» **Do this**: Exact repetition of every entry is required.

» **Data records**:

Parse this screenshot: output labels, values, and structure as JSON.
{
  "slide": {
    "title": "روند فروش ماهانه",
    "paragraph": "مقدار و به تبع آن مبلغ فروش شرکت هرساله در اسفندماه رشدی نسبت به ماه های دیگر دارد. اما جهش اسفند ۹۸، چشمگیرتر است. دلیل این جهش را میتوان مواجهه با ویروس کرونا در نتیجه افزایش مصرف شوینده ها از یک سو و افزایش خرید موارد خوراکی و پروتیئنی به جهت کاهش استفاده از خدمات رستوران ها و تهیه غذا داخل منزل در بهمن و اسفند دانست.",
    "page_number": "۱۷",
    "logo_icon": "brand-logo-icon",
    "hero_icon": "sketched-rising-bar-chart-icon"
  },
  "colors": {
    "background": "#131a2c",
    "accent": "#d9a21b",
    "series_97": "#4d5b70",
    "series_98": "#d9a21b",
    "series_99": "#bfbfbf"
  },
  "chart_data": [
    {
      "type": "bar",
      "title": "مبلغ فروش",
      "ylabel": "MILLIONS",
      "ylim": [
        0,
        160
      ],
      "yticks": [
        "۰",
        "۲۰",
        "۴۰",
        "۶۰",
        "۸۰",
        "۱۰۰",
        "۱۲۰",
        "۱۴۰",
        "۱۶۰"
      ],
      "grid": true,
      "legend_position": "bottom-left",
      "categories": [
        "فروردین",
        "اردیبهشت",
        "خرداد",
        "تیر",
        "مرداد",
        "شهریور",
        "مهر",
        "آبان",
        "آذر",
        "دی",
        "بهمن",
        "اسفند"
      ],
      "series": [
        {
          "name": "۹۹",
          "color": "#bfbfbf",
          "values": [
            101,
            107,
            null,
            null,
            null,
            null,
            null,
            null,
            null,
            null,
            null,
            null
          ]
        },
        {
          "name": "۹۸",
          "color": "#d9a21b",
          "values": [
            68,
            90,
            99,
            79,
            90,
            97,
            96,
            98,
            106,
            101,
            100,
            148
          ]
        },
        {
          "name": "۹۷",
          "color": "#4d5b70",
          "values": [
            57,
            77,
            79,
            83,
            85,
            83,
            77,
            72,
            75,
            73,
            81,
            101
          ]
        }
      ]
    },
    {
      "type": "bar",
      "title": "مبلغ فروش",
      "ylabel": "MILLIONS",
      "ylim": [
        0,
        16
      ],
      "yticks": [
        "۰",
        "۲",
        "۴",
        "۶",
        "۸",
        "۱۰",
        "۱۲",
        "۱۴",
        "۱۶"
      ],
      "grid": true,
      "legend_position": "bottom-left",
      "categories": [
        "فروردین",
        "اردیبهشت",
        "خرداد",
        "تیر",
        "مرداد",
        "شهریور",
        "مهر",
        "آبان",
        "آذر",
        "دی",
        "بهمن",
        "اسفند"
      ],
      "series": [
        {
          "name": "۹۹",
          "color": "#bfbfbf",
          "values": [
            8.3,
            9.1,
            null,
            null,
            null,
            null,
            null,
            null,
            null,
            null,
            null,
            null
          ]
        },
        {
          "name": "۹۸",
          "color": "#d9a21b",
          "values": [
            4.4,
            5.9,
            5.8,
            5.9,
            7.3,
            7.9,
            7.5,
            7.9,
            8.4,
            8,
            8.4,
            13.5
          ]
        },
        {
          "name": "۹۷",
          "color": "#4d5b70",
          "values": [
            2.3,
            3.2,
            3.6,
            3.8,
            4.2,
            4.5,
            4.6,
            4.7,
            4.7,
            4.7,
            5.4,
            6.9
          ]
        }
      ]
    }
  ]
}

» **Solved exercise**:
Parse this screenshot: output labels, values, and structure as JSON.
{
  "slide": {
    "title": "روند فروش ماهانه",
    "paragraph": "مقدار و به تبع آن مبلغ فروش شرکت هرساله در اسفندماه رشدی نسبت به ماه های دیگر دارد. اما جهش اسفند ۹۸، چشمگیرتر است. دلیل این جهش را میتوان مواجهه با ویروس کرونا در نتیجه افزایش مصرف شوینده ها از یک سو و افزایش خرید موارد خوراکی و پروتیئنی به جهت کاهش استفاده از خدمات رستوران ها و تهیه غذا داخل منزل در بهمن و اسفند دانست.",
    "page_number": "۱۷",
    "logo_icon": "brand-logo-icon",
    "hero_icon": "sketched-rising-bar-chart-icon"
  },
  "colors": {
    "background": "#131a2c",
    "accent": "#d9a21b",
    "series_97": "#4d5b70",
    "series_98": "#d9a21b",
    "series_99": "#bfbfbf"
  },
  "chart_data": [
    {
      "type": "bar",
      "title": "مبلغ فروش",
      "ylabel": "MILLIONS",
      "ylim": [
        0,
        160
      ],
      "yticks": [
        "۰",
        "۲۰",
        "۴۰",
        "۶۰",
        "۸۰",
        "۱۰۰",
        "۱۲۰",
        "۱۴۰",
        "۱۶۰"
      ],
      "grid": true,
      "legend_position": "bottom-left",
      "categories": [
        "فروردین",
        "اردیبهشت",
        "خرداد",
        "تیر",
        "مرداد",
        "شهریور",
        "مهر",
        "آبان",
        "آذر",
        "دی",
        "بهمن",
        "اسفند"
      ],
      "series": [
        {
          "name": "۹۹",
          "color": "#bfbfbf",
          "values": [
            101,
            107,
            null,
            null,
            null,
            null,
            null,
            null,
            null,
            null,
            null,
            null
          ]
        },
        {
          "name": "۹۸",
          "color": "#d9a21b",
          "values": [
            68,
            90,
            99,
            79,
            90,
            97,
            96,
            98,
            106,
            101,
            100,
            148
          ]
        },
        {
          "name": "۹۷",
          "color": "#4d5b70",
          "values": [
            57,
            77,
            79,
            83,
            85,
            83,
            77,
            72,
            75,
            73,
            81,
            101
          ]
        }
      ]
    },
    {
      "type": "bar",
      "title": "مبلغ فروش",
      "ylabel": "MILLIONS",
      "ylim": [
        0,
        16
      ],
      "yticks": [
        "۰",
        "۲",
        "۴",
        "۶",
        "۸",
        "۱۰",
        "۱۲",
        "۱۴",
        "۱۶"
      ],
      "grid": true,
      "legend_position": "bottom-left",
      "categories": [
        "فروردین",
        "اردیبهشت",
        "خرداد",
        "تیر",
        "مرداد",
        "شهریور",
        "مهر",
        "آبان",
        "آذر",
        "دی",
        "بهمن",
        "اسفند"
      ],
      "series": [
        {
          "name": "۹۹",
          "color": "#bfbfbf",
          "values": [
            8.3,
            9.1,
            null,
            null,
            null,
            null,
            null,
            null,
            null,
            null,
            null,
            null
          ]
        },
        {
          "name": "۹۸",
          "color": "#d9a21b",
          "values": [
            4.4,
            5.9,
            5.8,
            5.9,
            7.3,
            7.9,
            7.5,
            7.9,
            8.4,
            8,
            8.4,
            13.5
          ]
        },
        {
          "name": "۹۷",
          "color": "#4d5b70",
          "values": [
            2.3,
            3.2,
            3.6,
            3.8,
            4.2,
            4.5,
            4.6,
            4.7,
            4.7,
            4.7,
            5.4,
            6.9
          ]
        }
      ]
    }
  ]
}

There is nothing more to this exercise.